Task description:
Pick out every line with the word "tutorial" and copy it.

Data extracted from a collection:
================
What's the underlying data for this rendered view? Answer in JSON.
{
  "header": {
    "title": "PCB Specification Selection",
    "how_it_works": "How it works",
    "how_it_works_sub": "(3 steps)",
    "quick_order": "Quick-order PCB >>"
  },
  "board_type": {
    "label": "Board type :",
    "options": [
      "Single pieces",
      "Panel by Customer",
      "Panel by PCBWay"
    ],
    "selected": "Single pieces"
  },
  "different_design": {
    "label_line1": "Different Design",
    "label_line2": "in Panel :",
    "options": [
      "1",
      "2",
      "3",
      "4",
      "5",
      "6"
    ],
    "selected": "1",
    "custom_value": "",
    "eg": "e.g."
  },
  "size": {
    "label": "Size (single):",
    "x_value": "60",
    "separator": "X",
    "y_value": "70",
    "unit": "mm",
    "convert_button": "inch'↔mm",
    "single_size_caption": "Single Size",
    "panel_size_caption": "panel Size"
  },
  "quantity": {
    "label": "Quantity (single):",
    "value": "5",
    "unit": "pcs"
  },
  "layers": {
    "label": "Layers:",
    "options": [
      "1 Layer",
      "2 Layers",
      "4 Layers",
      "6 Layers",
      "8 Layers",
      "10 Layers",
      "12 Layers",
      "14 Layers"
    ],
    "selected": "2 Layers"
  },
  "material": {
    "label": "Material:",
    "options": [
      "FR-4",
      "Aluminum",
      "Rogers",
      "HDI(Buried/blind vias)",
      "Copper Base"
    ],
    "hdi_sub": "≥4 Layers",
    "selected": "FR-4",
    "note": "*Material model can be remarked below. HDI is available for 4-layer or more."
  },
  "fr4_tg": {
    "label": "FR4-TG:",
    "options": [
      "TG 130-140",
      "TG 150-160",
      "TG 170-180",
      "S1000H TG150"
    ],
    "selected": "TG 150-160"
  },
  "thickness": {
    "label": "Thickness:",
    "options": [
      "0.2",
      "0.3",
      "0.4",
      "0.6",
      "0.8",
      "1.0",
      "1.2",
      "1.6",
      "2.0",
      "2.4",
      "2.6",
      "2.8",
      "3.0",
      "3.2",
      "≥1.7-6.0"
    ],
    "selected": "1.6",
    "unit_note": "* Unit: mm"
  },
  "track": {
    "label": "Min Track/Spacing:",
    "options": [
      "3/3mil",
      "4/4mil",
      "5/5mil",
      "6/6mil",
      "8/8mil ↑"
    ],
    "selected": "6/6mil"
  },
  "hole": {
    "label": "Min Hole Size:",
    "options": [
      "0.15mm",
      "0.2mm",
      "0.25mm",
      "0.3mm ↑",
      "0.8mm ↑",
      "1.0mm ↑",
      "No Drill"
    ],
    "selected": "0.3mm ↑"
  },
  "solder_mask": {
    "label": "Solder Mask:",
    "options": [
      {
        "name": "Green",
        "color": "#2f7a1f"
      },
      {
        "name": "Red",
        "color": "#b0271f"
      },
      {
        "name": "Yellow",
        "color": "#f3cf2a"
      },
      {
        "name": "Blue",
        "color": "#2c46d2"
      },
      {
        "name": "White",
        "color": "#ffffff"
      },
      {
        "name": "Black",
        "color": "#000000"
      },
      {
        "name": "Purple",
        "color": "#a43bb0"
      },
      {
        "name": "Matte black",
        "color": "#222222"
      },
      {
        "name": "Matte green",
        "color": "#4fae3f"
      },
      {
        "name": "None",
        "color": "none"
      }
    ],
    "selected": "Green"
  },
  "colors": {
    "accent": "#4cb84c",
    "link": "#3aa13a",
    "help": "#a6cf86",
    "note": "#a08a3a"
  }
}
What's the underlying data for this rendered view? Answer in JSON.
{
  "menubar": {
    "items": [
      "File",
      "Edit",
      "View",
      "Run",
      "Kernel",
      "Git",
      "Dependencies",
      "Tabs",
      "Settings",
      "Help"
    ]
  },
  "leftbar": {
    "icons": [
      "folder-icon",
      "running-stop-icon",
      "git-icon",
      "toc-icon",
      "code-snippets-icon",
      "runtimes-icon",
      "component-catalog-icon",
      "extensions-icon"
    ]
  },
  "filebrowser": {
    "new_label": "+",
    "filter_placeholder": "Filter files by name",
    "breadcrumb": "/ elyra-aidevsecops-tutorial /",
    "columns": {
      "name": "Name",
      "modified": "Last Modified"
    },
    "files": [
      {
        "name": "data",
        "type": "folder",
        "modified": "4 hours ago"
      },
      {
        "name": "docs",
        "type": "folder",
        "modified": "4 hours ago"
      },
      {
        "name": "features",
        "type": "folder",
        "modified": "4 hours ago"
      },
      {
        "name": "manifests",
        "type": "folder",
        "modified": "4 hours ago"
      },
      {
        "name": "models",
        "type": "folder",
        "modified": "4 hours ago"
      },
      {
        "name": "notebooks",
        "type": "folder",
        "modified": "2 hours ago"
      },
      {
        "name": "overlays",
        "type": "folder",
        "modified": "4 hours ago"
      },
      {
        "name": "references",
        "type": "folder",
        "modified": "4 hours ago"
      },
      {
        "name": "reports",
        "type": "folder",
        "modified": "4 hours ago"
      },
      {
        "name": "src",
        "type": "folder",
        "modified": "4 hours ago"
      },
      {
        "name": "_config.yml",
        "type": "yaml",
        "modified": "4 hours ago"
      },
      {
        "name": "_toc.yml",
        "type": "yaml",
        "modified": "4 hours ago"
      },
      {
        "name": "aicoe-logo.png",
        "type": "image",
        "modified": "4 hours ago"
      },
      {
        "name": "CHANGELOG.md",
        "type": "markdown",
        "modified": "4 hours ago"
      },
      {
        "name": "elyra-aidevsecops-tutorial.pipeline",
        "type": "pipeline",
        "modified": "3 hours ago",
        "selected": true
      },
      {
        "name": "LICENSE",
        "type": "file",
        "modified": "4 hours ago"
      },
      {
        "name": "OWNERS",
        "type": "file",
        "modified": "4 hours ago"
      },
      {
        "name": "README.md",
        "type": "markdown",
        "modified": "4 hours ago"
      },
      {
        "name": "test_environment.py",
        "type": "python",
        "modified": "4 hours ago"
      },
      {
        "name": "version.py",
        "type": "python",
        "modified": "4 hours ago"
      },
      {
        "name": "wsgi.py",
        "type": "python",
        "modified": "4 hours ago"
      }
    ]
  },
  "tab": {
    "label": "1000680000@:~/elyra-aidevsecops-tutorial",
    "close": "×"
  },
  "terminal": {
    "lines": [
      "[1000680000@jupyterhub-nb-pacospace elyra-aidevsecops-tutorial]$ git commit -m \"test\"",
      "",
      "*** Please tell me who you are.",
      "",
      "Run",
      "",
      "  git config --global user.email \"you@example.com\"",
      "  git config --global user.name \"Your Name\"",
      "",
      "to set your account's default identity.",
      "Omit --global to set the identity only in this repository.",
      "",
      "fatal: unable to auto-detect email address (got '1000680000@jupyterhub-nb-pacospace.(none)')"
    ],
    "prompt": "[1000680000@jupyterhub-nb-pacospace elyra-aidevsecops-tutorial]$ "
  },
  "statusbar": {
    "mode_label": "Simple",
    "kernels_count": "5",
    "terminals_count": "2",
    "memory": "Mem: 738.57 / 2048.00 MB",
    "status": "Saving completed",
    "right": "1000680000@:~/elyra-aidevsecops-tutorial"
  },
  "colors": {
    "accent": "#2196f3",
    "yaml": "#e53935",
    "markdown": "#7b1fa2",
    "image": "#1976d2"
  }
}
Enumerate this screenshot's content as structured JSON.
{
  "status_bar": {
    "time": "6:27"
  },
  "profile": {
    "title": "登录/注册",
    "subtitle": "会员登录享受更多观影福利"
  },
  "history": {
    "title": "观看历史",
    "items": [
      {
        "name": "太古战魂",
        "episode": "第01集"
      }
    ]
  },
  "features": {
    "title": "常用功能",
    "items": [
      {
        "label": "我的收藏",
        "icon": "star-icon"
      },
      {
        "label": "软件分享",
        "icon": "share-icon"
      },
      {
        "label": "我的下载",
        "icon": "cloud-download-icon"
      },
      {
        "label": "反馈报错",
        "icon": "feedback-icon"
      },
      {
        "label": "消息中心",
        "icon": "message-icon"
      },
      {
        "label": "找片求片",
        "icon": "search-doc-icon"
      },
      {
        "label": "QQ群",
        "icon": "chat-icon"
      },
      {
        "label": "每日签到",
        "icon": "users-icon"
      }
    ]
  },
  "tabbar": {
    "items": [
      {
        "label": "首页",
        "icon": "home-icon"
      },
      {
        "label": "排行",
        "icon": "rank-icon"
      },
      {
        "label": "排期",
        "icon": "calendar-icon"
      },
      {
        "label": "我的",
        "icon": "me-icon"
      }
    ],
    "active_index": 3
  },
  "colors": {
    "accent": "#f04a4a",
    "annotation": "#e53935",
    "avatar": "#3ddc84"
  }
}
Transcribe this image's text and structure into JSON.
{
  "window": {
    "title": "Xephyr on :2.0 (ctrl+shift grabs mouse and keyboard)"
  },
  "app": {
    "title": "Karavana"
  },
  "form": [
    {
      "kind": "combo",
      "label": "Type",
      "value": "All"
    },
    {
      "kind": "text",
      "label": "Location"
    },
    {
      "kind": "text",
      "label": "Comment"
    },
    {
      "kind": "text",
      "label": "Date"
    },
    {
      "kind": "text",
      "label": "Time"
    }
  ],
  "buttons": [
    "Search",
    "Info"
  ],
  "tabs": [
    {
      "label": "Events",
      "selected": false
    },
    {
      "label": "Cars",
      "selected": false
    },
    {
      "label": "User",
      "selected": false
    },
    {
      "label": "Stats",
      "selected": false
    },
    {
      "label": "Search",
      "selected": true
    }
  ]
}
================
Correct result:
    "breadcrumb": "/ elyra-aidevsecops-tutorial /",
        "name": "elyra-aidevsecops-tutorial.pipeline",
    "label": "1000680000@:~/elyra-aidevsecops-tutorial",
      "[1000680000@jupyterhub-nb-pacospace elyra-aidevsecops-tutorial]$ git commit -m \"test\"",
    "prompt": "[1000680000@jupyterhub-nb-pacospace elyra-aidevsecops-tutorial]$ "
    "right": "1000680000@:~/elyra-aidevsecops-tutorial"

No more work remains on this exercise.